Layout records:

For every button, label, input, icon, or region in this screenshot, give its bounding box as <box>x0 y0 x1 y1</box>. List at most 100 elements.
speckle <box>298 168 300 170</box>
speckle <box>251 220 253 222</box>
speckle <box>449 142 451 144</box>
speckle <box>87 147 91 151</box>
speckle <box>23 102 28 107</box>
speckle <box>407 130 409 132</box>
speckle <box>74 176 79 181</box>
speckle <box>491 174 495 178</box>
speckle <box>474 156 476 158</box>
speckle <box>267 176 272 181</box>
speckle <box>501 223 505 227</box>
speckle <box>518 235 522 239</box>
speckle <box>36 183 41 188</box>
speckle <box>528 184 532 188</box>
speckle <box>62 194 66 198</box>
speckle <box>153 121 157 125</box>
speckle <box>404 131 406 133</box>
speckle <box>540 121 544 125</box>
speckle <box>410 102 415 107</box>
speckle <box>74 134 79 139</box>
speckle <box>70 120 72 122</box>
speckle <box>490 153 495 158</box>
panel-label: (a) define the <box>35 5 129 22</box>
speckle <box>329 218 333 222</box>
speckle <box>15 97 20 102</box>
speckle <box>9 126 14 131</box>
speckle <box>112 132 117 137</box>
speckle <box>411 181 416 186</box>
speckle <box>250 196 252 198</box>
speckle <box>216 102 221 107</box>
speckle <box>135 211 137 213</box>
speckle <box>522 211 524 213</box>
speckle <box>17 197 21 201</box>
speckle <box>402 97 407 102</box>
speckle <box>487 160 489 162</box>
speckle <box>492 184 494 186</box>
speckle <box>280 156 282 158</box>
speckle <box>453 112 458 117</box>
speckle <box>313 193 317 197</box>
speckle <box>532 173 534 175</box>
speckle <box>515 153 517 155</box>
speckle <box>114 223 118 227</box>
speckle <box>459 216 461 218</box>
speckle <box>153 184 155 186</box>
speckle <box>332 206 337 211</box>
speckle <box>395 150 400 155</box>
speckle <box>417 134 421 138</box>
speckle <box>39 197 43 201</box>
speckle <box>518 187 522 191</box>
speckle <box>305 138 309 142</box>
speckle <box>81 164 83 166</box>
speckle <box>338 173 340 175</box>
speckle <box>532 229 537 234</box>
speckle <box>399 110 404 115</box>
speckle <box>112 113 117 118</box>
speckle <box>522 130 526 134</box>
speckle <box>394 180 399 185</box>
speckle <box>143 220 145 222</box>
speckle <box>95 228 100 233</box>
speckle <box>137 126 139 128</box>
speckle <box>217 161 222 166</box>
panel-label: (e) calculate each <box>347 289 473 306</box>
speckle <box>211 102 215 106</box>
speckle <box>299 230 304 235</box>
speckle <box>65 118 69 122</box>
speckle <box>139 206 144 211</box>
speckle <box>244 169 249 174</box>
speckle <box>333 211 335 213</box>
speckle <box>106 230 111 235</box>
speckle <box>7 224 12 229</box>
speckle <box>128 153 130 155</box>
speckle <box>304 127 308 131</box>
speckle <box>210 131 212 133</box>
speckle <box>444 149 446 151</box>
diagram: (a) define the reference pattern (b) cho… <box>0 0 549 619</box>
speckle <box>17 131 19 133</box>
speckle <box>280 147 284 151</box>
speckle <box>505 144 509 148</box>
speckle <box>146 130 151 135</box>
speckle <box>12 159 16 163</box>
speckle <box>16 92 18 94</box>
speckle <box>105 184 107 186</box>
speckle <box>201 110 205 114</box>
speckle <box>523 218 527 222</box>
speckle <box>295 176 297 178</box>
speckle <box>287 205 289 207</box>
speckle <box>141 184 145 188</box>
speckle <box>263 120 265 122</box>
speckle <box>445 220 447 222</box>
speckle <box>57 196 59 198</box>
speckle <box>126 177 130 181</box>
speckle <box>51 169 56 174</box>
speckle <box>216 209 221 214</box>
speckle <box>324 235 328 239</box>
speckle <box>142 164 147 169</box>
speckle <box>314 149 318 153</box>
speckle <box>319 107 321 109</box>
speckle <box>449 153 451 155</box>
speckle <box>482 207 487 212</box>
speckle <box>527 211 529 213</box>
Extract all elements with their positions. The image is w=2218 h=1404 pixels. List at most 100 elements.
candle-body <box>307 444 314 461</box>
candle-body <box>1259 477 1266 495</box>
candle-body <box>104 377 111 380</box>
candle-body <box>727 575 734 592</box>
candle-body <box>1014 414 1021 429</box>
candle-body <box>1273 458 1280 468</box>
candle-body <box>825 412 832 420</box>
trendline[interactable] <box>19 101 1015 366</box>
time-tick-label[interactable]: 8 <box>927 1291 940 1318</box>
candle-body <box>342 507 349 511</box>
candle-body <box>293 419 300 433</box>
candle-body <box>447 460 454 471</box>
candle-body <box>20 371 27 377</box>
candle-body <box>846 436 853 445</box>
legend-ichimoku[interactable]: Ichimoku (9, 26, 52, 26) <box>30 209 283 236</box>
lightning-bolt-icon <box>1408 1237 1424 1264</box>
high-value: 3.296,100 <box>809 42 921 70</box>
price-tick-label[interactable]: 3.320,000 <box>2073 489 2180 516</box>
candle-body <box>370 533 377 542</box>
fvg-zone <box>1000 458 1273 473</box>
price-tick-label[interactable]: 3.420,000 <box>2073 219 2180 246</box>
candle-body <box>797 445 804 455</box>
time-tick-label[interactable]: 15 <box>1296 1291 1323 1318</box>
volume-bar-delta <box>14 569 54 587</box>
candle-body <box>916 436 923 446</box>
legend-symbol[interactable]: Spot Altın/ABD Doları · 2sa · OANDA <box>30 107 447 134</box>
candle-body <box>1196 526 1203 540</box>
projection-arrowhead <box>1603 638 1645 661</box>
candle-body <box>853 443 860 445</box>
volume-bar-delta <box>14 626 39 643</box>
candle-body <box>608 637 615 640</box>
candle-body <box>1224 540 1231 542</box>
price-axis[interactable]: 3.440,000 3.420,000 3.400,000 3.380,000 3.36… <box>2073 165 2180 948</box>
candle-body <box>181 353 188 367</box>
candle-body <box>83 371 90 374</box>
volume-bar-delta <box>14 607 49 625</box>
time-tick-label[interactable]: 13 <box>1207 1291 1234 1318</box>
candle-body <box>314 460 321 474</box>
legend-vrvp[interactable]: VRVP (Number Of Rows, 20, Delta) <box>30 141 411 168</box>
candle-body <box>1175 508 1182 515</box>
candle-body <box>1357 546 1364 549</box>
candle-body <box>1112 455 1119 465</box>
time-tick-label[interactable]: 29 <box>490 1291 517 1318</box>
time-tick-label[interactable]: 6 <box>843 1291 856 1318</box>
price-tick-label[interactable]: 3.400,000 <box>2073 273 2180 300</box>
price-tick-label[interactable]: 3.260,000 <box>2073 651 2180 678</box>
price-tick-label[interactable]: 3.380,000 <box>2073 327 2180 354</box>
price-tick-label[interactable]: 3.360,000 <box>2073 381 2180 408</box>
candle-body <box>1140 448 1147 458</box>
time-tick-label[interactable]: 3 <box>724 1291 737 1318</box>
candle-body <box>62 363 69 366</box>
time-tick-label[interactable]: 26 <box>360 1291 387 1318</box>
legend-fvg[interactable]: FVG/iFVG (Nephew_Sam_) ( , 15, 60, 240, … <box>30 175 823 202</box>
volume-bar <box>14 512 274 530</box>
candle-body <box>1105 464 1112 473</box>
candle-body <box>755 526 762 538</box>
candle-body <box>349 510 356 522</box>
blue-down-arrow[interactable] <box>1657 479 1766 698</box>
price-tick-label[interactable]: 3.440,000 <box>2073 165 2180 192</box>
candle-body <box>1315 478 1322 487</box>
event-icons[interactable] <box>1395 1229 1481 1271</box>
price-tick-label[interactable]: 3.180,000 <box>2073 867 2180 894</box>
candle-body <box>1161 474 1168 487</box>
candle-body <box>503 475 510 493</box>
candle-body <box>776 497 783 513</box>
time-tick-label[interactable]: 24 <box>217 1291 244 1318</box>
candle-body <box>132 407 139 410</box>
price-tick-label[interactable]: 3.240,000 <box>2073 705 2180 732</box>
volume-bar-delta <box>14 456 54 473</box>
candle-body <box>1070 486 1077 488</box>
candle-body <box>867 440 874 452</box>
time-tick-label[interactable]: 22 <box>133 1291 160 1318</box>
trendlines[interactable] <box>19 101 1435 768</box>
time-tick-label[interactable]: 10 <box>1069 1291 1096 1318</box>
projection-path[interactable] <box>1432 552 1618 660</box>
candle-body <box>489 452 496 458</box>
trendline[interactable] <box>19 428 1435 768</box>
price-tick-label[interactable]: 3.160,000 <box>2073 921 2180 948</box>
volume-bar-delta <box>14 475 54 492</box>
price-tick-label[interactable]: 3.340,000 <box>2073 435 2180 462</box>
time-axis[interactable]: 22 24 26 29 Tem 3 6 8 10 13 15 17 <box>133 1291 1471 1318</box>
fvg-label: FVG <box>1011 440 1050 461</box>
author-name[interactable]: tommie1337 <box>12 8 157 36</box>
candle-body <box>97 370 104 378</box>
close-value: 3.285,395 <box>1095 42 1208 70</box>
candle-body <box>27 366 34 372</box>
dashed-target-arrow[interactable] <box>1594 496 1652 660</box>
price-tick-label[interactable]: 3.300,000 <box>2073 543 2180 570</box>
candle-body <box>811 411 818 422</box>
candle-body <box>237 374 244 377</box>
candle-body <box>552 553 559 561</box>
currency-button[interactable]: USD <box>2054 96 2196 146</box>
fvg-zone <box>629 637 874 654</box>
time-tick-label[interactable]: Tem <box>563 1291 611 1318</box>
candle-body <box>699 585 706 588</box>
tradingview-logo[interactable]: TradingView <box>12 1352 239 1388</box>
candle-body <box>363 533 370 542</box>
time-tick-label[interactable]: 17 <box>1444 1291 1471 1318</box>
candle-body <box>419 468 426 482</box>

WHAT IS EXPECTED: Please copy the records from their first line down to and including the line with "speckle <box>518 235 522 239</box>", keeping every line identical to the original.

ANSWER TO THE TASK:
For every button, label, input, icon, or region in this screenshot, give its bounding box as <box>x0 y0 x1 y1</box>. List at most 100 elements.
speckle <box>298 168 300 170</box>
speckle <box>251 220 253 222</box>
speckle <box>449 142 451 144</box>
speckle <box>87 147 91 151</box>
speckle <box>23 102 28 107</box>
speckle <box>407 130 409 132</box>
speckle <box>74 176 79 181</box>
speckle <box>491 174 495 178</box>
speckle <box>474 156 476 158</box>
speckle <box>267 176 272 181</box>
speckle <box>501 223 505 227</box>
speckle <box>518 235 522 239</box>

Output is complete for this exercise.